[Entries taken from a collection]
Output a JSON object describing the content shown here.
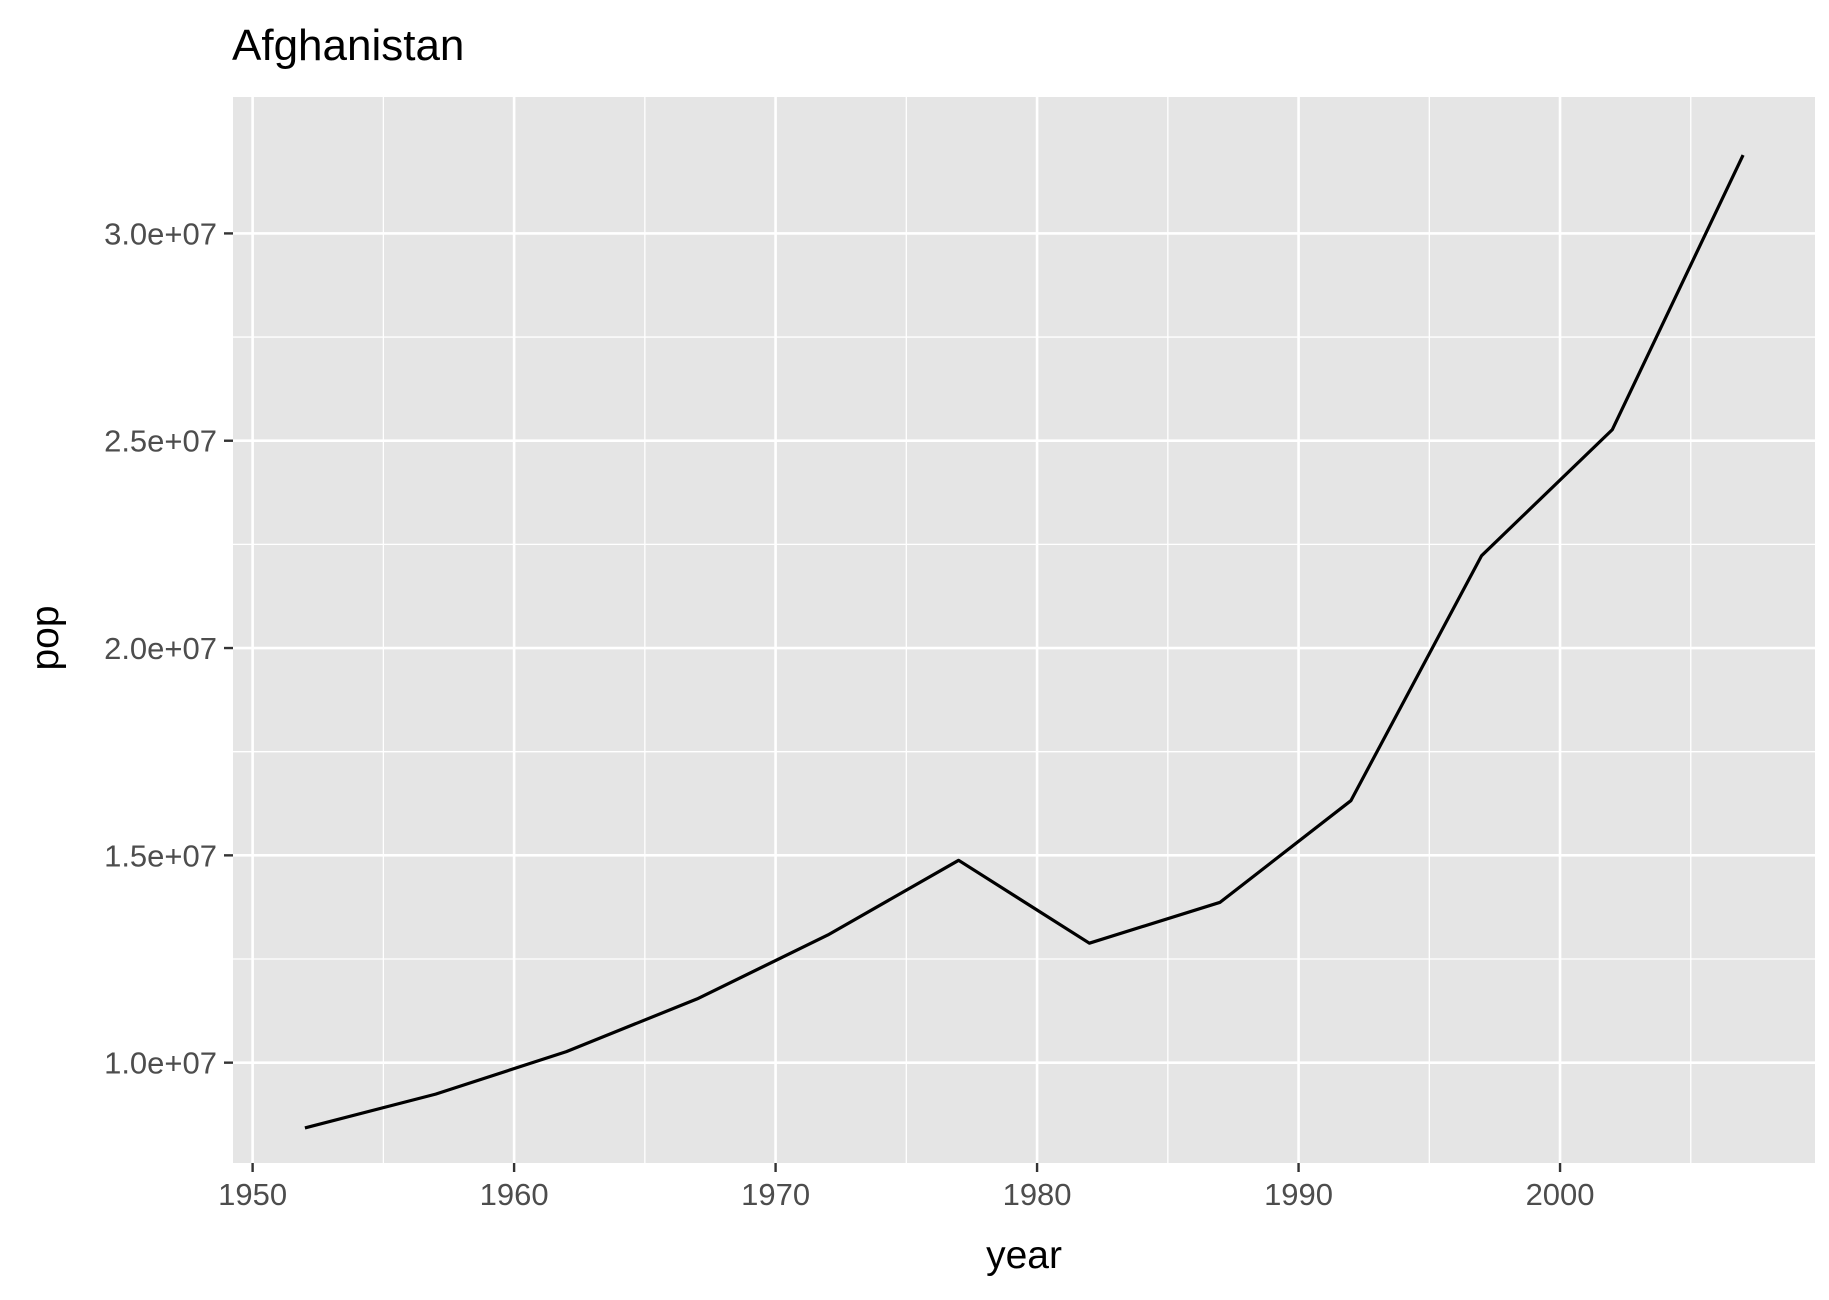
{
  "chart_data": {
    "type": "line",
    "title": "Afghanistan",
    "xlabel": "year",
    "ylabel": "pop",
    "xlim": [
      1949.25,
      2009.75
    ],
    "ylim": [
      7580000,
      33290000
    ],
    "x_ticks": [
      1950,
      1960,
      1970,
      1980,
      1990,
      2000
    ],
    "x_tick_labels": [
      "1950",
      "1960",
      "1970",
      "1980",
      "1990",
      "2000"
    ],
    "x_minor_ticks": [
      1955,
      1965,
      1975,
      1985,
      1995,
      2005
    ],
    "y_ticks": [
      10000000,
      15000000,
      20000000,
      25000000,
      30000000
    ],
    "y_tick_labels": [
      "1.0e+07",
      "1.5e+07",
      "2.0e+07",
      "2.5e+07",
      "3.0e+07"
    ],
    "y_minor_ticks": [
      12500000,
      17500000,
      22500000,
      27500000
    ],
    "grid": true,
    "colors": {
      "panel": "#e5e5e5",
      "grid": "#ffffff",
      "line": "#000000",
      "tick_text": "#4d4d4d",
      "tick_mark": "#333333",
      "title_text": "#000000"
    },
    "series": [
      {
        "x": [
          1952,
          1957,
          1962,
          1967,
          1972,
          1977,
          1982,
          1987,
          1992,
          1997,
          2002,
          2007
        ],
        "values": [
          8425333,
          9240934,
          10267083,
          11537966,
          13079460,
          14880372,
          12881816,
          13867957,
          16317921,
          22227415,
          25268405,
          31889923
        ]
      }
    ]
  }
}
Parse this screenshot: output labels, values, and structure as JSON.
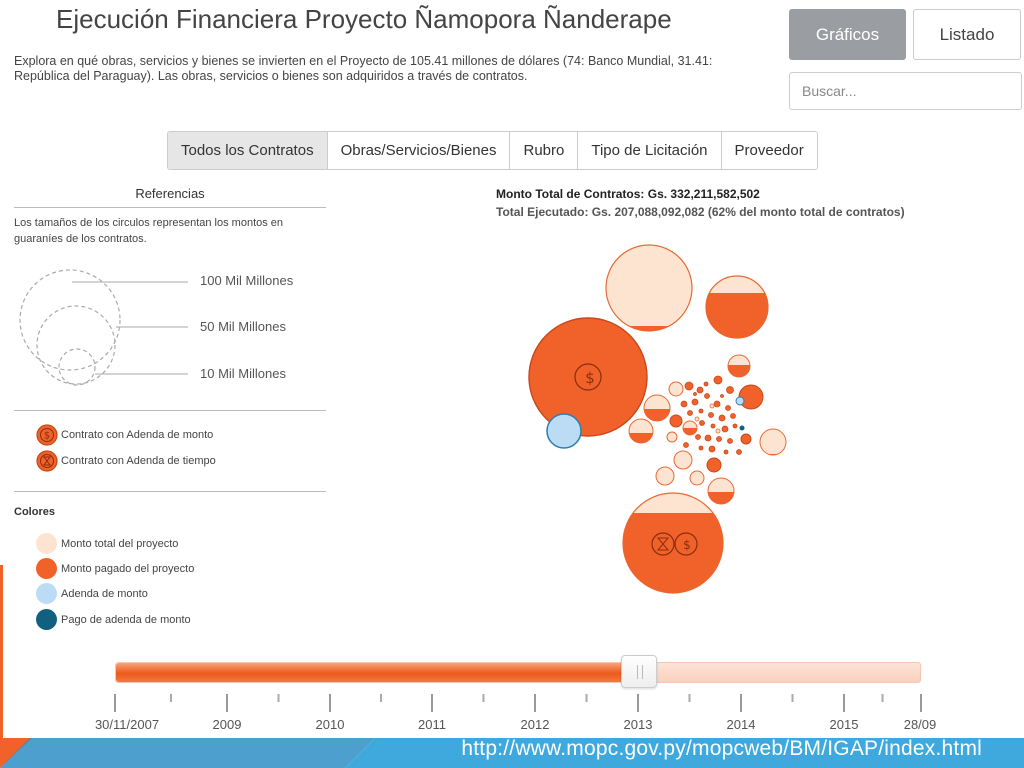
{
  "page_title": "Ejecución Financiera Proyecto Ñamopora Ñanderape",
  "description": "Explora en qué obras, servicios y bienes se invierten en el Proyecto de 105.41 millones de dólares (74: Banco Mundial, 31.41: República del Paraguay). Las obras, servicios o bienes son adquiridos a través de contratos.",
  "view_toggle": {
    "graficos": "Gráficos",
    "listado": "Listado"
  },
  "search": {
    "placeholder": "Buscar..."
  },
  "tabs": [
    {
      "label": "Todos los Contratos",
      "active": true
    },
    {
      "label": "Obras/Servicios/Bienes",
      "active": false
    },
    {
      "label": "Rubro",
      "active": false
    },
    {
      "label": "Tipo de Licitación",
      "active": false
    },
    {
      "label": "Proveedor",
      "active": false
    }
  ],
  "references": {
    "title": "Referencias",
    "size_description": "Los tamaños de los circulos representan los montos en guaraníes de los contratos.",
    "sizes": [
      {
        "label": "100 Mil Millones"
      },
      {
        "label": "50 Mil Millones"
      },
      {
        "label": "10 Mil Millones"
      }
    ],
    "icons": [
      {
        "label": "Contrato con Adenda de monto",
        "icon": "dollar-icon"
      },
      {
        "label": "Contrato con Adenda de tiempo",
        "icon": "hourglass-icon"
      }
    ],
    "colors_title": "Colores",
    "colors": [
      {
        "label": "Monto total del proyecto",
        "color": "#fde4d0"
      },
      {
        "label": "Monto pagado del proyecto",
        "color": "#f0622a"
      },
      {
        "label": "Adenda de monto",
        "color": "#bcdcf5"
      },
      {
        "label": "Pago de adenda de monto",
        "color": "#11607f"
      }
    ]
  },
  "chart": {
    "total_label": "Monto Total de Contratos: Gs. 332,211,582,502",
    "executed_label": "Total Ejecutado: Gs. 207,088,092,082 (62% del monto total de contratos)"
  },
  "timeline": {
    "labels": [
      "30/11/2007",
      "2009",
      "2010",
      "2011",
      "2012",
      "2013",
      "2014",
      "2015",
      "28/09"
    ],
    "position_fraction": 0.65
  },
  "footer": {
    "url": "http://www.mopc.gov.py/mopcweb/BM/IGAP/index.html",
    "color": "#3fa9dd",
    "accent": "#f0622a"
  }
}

**Given request**: Reproduce the material above verbatim; omit every picture.

**Solution to the problem**:
Output a JSON object describing the content shown here.
{
  "chart_data": {
    "type": "line",
    "title": "Afghanistan",
    "xlabel": "year",
    "ylabel": "pop",
    "xlim": [
      1949.25,
      2009.75
    ],
    "ylim": [
      7580000,
      33290000
    ],
    "x_ticks": [
      1950,
      1960,
      1970,
      1980,
      1990,
      2000
    ],
    "x_tick_labels": [
      "1950",
      "1960",
      "1970",
      "1980",
      "1990",
      "2000"
    ],
    "x_minor_ticks": [
      1955,
      1965,
      1975,
      1985,
      1995,
      2005
    ],
    "y_ticks": [
      10000000,
      15000000,
      20000000,
      25000000,
      30000000
    ],
    "y_tick_labels": [
      "1.0e+07",
      "1.5e+07",
      "2.0e+07",
      "2.5e+07",
      "3.0e+07"
    ],
    "y_minor_ticks": [
      12500000,
      17500000,
      22500000,
      27500000
    ],
    "grid": true,
    "colors": {
      "panel": "#e5e5e5",
      "grid": "#ffffff",
      "line": "#000000",
      "tick_text": "#4d4d4d",
      "tick_mark": "#333333",
      "title_text": "#000000"
    },
    "series": [
      {
        "x": [
          1952,
          1957,
          1962,
          1967,
          1972,
          1977,
          1982,
          1987,
          1992,
          1997,
          2002,
          2007
        ],
        "values": [
          8425333,
          9240934,
          10267083,
          11537966,
          13079460,
          14880372,
          12881816,
          13867957,
          16317921,
          22227415,
          25268405,
          31889923
        ]
      }
    ]
  }
}
Parse this screenshot: output labels, values, and structure as JSON.
{
  "page_title": "Ejecución Financiera Proyecto Ñamopora Ñanderape",
  "description": "Explora en qué obras, servicios y bienes se invierten en el Proyecto de 105.41 millones de dólares (74: Banco Mundial, 31.41: República del Paraguay). Las obras, servicios o bienes son adquiridos a través de contratos.",
  "view_toggle": {
    "graficos": "Gráficos",
    "listado": "Listado"
  },
  "search": {
    "placeholder": "Buscar..."
  },
  "tabs": [
    {
      "label": "Todos los Contratos",
      "active": true
    },
    {
      "label": "Obras/Servicios/Bienes",
      "active": false
    },
    {
      "label": "Rubro",
      "active": false
    },
    {
      "label": "Tipo de Licitación",
      "active": false
    },
    {
      "label": "Proveedor",
      "active": false
    }
  ],
  "references": {
    "title": "Referencias",
    "size_description": "Los tamaños de los circulos representan los montos en guaraníes de los contratos.",
    "sizes": [
      {
        "label": "100 Mil Millones"
      },
      {
        "label": "50 Mil Millones"
      },
      {
        "label": "10 Mil Millones"
      }
    ],
    "icons": [
      {
        "label": "Contrato con Adenda de monto",
        "icon": "dollar-icon"
      },
      {
        "label": "Contrato con Adenda de tiempo",
        "icon": "hourglass-icon"
      }
    ],
    "colors_title": "Colores",
    "colors": [
      {
        "label": "Monto total del proyecto",
        "color": "#fde4d0"
      },
      {
        "label": "Monto pagado del proyecto",
        "color": "#f0622a"
      },
      {
        "label": "Adenda de monto",
        "color": "#bcdcf5"
      },
      {
        "label": "Pago de adenda de monto",
        "color": "#11607f"
      }
    ]
  },
  "chart": {
    "total_label": "Monto Total de Contratos: Gs. 332,211,582,502",
    "executed_label": "Total Ejecutado: Gs. 207,088,092,082 (62% del monto total de contratos)"
  },
  "timeline": {
    "labels": [
      "30/11/2007",
      "2009",
      "2010",
      "2011",
      "2012",
      "2013",
      "2014",
      "2015",
      "28/09"
    ],
    "position_fraction": 0.65
  },
  "footer": {
    "url": "http://www.mopc.gov.py/mopcweb/BM/IGAP/index.html",
    "color": "#3fa9dd",
    "accent": "#f0622a"
  }
}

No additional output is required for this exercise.